▶ **Prompt**
Look for the word "когда" in the entries below, then copy every line that has it.

[Extracted data entries]
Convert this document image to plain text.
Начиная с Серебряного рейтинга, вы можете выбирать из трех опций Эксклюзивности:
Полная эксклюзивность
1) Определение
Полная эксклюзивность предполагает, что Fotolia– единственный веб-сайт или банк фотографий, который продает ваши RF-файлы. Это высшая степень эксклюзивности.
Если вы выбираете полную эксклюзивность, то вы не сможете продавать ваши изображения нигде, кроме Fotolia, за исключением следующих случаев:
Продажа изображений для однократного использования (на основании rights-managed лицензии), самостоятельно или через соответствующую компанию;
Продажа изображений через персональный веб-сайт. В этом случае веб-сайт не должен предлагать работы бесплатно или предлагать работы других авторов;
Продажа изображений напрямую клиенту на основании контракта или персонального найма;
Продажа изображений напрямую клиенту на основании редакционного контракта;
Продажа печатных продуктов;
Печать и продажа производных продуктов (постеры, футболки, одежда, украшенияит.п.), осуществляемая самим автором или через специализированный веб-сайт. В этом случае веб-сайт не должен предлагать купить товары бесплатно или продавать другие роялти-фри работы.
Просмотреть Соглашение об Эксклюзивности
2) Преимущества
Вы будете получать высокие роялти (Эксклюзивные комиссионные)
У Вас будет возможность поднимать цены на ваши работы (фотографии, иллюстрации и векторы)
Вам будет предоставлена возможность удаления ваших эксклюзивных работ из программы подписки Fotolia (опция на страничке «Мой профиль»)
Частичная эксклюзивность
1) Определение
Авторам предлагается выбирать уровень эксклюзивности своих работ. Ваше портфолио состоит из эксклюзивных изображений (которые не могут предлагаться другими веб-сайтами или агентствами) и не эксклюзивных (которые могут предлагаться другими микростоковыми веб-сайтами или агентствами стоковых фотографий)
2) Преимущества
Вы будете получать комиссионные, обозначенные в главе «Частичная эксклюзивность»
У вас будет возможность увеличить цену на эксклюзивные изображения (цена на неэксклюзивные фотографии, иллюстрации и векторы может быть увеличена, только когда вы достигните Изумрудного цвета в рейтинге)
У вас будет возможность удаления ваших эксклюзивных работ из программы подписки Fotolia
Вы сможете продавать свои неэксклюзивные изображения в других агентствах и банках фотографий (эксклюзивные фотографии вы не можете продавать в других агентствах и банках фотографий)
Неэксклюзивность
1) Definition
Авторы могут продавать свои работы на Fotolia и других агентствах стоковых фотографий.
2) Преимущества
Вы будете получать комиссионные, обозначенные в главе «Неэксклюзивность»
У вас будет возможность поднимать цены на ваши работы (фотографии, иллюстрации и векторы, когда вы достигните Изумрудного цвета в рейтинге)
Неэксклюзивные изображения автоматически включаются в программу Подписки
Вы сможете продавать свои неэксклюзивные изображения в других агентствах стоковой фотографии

▶ **Result of this task**
У вас будет возможность увеличить цену на эксклюзивные изображения (цена на неэксклюзивные фотографии, иллюстрации и векторы может быть увеличена, только когда вы достигните Изумрудного цвета в рейтинге)
У вас будет возможность поднимать цены на ваши работы (фотографии, иллюстрации и векторы, когда вы достигните Изумрудного цвета в рейтинге)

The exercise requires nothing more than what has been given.